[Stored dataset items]
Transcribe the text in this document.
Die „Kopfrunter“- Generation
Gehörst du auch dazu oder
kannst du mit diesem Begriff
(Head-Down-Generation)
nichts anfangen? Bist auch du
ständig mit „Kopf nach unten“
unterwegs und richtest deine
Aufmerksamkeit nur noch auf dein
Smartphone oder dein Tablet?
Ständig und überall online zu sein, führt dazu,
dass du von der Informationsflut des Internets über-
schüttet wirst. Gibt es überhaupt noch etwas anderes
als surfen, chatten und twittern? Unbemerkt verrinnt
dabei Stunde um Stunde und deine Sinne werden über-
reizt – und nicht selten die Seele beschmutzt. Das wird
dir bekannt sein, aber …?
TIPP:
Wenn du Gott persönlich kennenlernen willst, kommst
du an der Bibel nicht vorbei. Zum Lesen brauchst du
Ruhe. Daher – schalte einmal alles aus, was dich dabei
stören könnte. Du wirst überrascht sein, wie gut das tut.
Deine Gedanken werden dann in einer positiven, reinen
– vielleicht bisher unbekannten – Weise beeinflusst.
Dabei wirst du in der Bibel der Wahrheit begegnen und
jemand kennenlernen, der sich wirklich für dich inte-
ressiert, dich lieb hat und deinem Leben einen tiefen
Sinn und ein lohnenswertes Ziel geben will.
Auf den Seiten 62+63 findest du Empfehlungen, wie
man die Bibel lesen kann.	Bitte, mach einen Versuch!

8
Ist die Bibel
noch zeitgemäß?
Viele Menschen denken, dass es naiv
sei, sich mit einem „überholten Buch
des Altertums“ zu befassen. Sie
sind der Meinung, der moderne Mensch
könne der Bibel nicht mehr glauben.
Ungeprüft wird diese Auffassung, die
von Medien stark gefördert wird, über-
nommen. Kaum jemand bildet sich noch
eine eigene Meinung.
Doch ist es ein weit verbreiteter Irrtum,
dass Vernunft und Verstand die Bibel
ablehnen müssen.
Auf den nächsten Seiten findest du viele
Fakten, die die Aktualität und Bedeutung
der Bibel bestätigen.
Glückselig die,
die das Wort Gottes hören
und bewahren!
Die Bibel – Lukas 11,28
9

Exercise
Restate the whole listing exactly.

Complete answer
Transcribe the text in this document.
Die „Kopfrunter“- Generation
Gehörst du auch dazu oder
kannst du mit diesem Begriff
(Head-Down-Generation)
nichts anfangen? Bist auch du
ständig mit „Kopf nach unten“
unterwegs und richtest deine
Aufmerksamkeit nur noch auf dein
Smartphone oder dein Tablet?
Ständig und überall online zu sein, führt dazu,
dass du von der Informationsflut des Internets über-
schüttet wirst. Gibt es überhaupt noch etwas anderes
als surfen, chatten und twittern? Unbemerkt verrinnt
dabei Stunde um Stunde und deine Sinne werden über-
reizt – und nicht selten die Seele beschmutzt. Das wird
dir bekannt sein, aber …?
TIPP:
Wenn du Gott persönlich kennenlernen willst, kommst
du an der Bibel nicht vorbei. Zum Lesen brauchst du
Ruhe. Daher – schalte einmal alles aus, was dich dabei
stören könnte. Du wirst überrascht sein, wie gut das tut.
Deine Gedanken werden dann in einer positiven, reinen
– vielleicht bisher unbekannten – Weise beeinflusst.
Dabei wirst du in der Bibel der Wahrheit begegnen und
jemand kennenlernen, der sich wirklich für dich inte-
ressiert, dich lieb hat und deinem Leben einen tiefen
Sinn und ein lohnenswertes Ziel geben will.
Auf den Seiten 62+63 findest du Empfehlungen, wie
man die Bibel lesen kann.	Bitte, mach einen Versuch!

8
Ist die Bibel
noch zeitgemäß?
Viele Menschen denken, dass es naiv
sei, sich mit einem „überholten Buch
des Altertums“ zu befassen. Sie
sind der Meinung, der moderne Mensch
könne der Bibel nicht mehr glauben.
Ungeprüft wird diese Auffassung, die
von Medien stark gefördert wird, über-
nommen. Kaum jemand bildet sich noch
eine eigene Meinung.
Doch ist es ein weit verbreiteter Irrtum,
dass Vernunft und Verstand die Bibel
ablehnen müssen.
Auf den nächsten Seiten findest du viele
Fakten, die die Aktualität und Bedeutung
der Bibel bestätigen.
Glückselig die,
die das Wort Gottes hören
und bewahren!
Die Bibel – Lukas 11,28
9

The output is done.